Set exercise
Leaving out the pictures, please retype each record exactly.

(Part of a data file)
[BEGIN]

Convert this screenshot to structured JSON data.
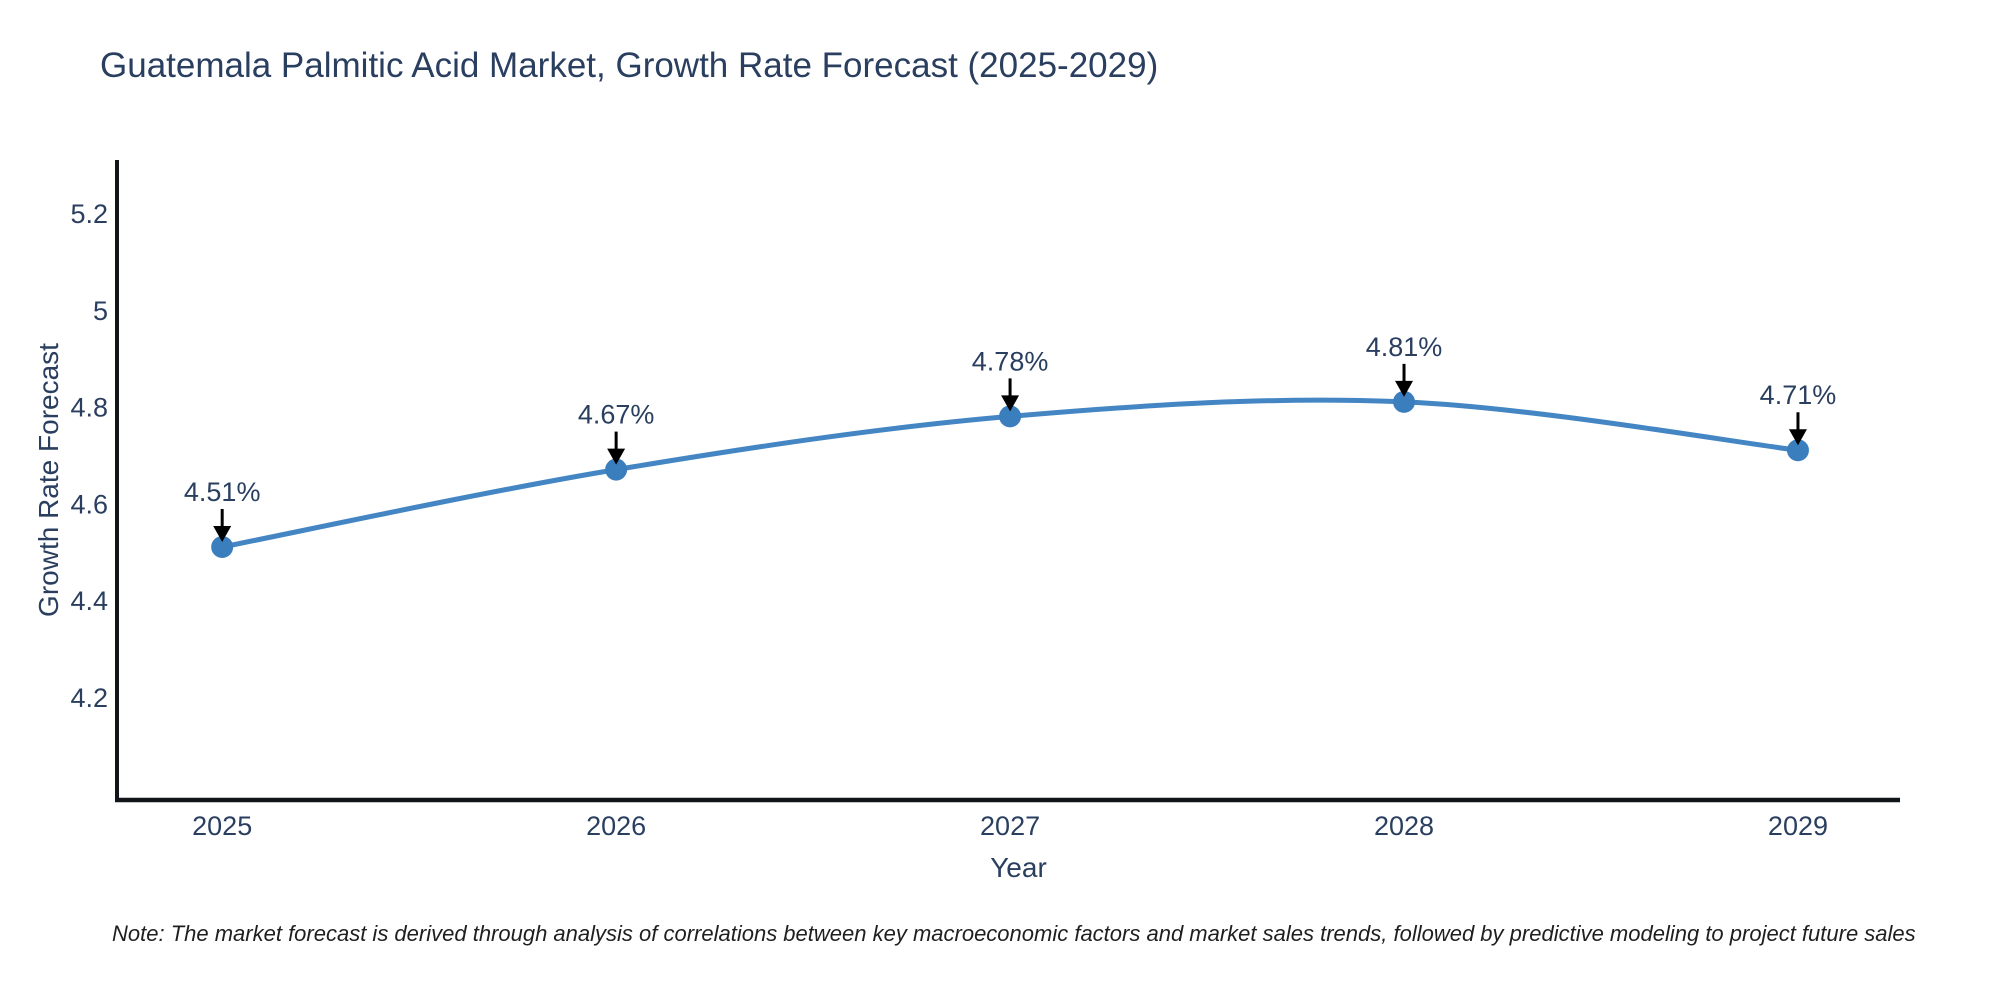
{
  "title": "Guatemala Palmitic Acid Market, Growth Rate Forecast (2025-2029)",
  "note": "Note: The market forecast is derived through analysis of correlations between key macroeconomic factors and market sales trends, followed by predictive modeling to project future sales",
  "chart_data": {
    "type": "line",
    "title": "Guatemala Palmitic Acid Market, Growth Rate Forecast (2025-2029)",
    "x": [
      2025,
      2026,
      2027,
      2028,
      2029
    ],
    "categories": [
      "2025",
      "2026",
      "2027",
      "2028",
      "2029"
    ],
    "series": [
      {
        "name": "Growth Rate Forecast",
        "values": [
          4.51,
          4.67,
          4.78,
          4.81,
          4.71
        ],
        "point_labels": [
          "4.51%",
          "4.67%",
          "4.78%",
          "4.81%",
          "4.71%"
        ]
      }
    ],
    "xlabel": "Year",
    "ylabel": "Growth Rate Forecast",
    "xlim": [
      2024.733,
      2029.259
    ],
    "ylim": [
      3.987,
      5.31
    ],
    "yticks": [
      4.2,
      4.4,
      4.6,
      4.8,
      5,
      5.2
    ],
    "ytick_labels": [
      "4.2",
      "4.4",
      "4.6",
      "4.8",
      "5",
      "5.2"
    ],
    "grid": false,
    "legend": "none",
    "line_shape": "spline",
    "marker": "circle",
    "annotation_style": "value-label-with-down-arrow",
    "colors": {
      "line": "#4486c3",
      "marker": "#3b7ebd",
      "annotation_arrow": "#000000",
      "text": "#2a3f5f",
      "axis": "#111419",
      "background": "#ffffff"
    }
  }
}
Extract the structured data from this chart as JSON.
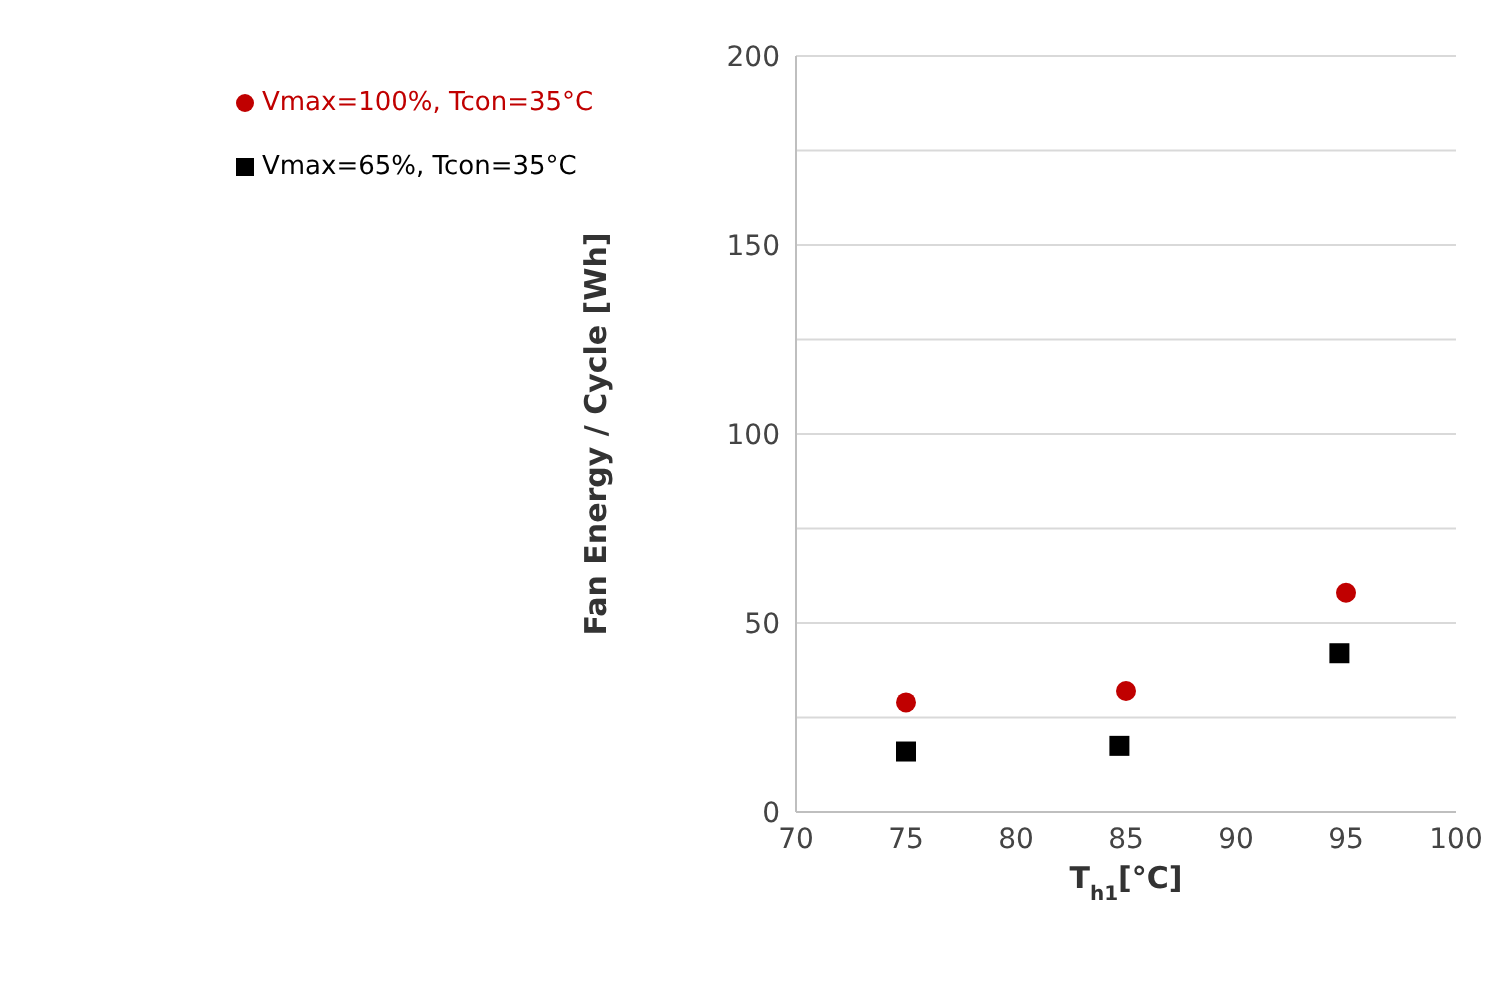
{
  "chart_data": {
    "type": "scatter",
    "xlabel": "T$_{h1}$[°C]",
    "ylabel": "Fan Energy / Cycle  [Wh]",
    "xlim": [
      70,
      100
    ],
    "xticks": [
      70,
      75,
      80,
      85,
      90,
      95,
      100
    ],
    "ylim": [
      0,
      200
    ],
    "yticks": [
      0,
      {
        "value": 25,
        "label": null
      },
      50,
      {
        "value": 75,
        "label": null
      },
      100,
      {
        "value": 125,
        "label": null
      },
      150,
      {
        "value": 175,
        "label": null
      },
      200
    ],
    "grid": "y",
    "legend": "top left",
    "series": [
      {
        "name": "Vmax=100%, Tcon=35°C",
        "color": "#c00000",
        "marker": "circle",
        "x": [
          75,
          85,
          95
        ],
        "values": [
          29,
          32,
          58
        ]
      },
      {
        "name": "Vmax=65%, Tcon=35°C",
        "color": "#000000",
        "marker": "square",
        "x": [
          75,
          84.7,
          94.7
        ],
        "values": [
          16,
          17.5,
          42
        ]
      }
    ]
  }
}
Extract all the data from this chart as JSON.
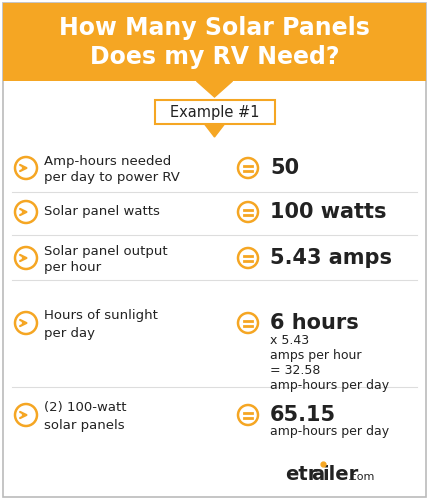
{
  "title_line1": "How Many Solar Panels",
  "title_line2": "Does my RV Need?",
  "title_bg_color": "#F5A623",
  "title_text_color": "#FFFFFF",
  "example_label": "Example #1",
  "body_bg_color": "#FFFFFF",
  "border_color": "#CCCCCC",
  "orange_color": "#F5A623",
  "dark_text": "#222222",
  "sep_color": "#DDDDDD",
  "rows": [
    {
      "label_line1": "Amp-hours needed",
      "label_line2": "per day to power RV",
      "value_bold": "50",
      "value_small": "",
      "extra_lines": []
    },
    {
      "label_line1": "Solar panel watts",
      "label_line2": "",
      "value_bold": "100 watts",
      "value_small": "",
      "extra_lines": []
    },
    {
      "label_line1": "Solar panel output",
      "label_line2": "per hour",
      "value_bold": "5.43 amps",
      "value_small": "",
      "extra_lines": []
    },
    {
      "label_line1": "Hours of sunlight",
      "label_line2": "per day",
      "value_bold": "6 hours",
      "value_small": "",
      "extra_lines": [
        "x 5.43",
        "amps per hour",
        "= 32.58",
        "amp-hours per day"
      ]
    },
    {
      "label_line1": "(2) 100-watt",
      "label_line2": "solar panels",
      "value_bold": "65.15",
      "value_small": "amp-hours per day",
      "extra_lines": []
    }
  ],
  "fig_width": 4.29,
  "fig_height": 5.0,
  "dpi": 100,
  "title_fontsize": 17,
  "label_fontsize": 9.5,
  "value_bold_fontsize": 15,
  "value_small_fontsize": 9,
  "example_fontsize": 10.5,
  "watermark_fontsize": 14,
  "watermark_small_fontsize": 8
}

[END]

Expected answer
Convert this screenshot to structured JSON data.
{
  "title": "Guatemala Palmitic Acid Market, Growth Rate Forecast (2025-2029)",
  "note": "Note: The market forecast is derived through analysis of correlations between key macroeconomic factors and market sales trends, followed by predictive modeling to project future sales",
  "chart_data": {
    "type": "line",
    "title": "Guatemala Palmitic Acid Market, Growth Rate Forecast (2025-2029)",
    "x": [
      2025,
      2026,
      2027,
      2028,
      2029
    ],
    "categories": [
      "2025",
      "2026",
      "2027",
      "2028",
      "2029"
    ],
    "series": [
      {
        "name": "Growth Rate Forecast",
        "values": [
          4.51,
          4.67,
          4.78,
          4.81,
          4.71
        ],
        "point_labels": [
          "4.51%",
          "4.67%",
          "4.78%",
          "4.81%",
          "4.71%"
        ]
      }
    ],
    "xlabel": "Year",
    "ylabel": "Growth Rate Forecast",
    "xlim": [
      2024.733,
      2029.259
    ],
    "ylim": [
      3.987,
      5.31
    ],
    "yticks": [
      4.2,
      4.4,
      4.6,
      4.8,
      5,
      5.2
    ],
    "ytick_labels": [
      "4.2",
      "4.4",
      "4.6",
      "4.8",
      "5",
      "5.2"
    ],
    "grid": false,
    "legend": "none",
    "line_shape": "spline",
    "marker": "circle",
    "annotation_style": "value-label-with-down-arrow",
    "colors": {
      "line": "#4486c3",
      "marker": "#3b7ebd",
      "annotation_arrow": "#000000",
      "text": "#2a3f5f",
      "axis": "#111419",
      "background": "#ffffff"
    }
  }
}
Extract the structured data from this chart as JSON.
{
  "chart_data": {
    "type": "scatter",
    "xlabel": "T$_{h1}$[°C]",
    "ylabel": "Fan Energy / Cycle  [Wh]",
    "xlim": [
      70,
      100
    ],
    "xticks": [
      70,
      75,
      80,
      85,
      90,
      95,
      100
    ],
    "ylim": [
      0,
      200
    ],
    "yticks": [
      0,
      {
        "value": 25,
        "label": null
      },
      50,
      {
        "value": 75,
        "label": null
      },
      100,
      {
        "value": 125,
        "label": null
      },
      150,
      {
        "value": 175,
        "label": null
      },
      200
    ],
    "grid": "y",
    "legend": "top left",
    "series": [
      {
        "name": "Vmax=100%, Tcon=35°C",
        "color": "#c00000",
        "marker": "circle",
        "x": [
          75,
          85,
          95
        ],
        "values": [
          29,
          32,
          58
        ]
      },
      {
        "name": "Vmax=65%, Tcon=35°C",
        "color": "#000000",
        "marker": "square",
        "x": [
          75,
          84.7,
          94.7
        ],
        "values": [
          16,
          17.5,
          42
        ]
      }
    ]
  }
}
Extract all the data from this chart as JSON.
{
  "title_line1": "How Many Solar Panels",
  "title_line2": "Does my RV Need?",
  "title_bg_color": "#F5A623",
  "title_text_color": "#FFFFFF",
  "example_label": "Example #1",
  "body_bg_color": "#FFFFFF",
  "border_color": "#CCCCCC",
  "orange_color": "#F5A623",
  "dark_text": "#222222",
  "sep_color": "#DDDDDD",
  "rows": [
    {
      "label_line1": "Amp-hours needed",
      "label_line2": "per day to power RV",
      "value_bold": "50",
      "value_small": "",
      "extra_lines": []
    },
    {
      "label_line1": "Solar panel watts",
      "label_line2": "",
      "value_bold": "100 watts",
      "value_small": "",
      "extra_lines": []
    },
    {
      "label_line1": "Solar panel output",
      "label_line2": "per hour",
      "value_bold": "5.43 amps",
      "value_small": "",
      "extra_lines": []
    },
    {
      "label_line1": "Hours of sunlight",
      "label_line2": "per day",
      "value_bold": "6 hours",
      "value_small": "",
      "extra_lines": [
        "x 5.43",
        "amps per hour",
        "= 32.58",
        "amp-hours per day"
      ]
    },
    {
      "label_line1": "(2) 100-watt",
      "label_line2": "solar panels",
      "value_bold": "65.15",
      "value_small": "amp-hours per day",
      "extra_lines": []
    }
  ],
  "fig_width": 4.29,
  "fig_height": 5.0,
  "dpi": 100,
  "title_fontsize": 17,
  "label_fontsize": 9.5,
  "value_bold_fontsize": 15,
  "value_small_fontsize": 9,
  "example_fontsize": 10.5,
  "watermark_fontsize": 14,
  "watermark_small_fontsize": 8
}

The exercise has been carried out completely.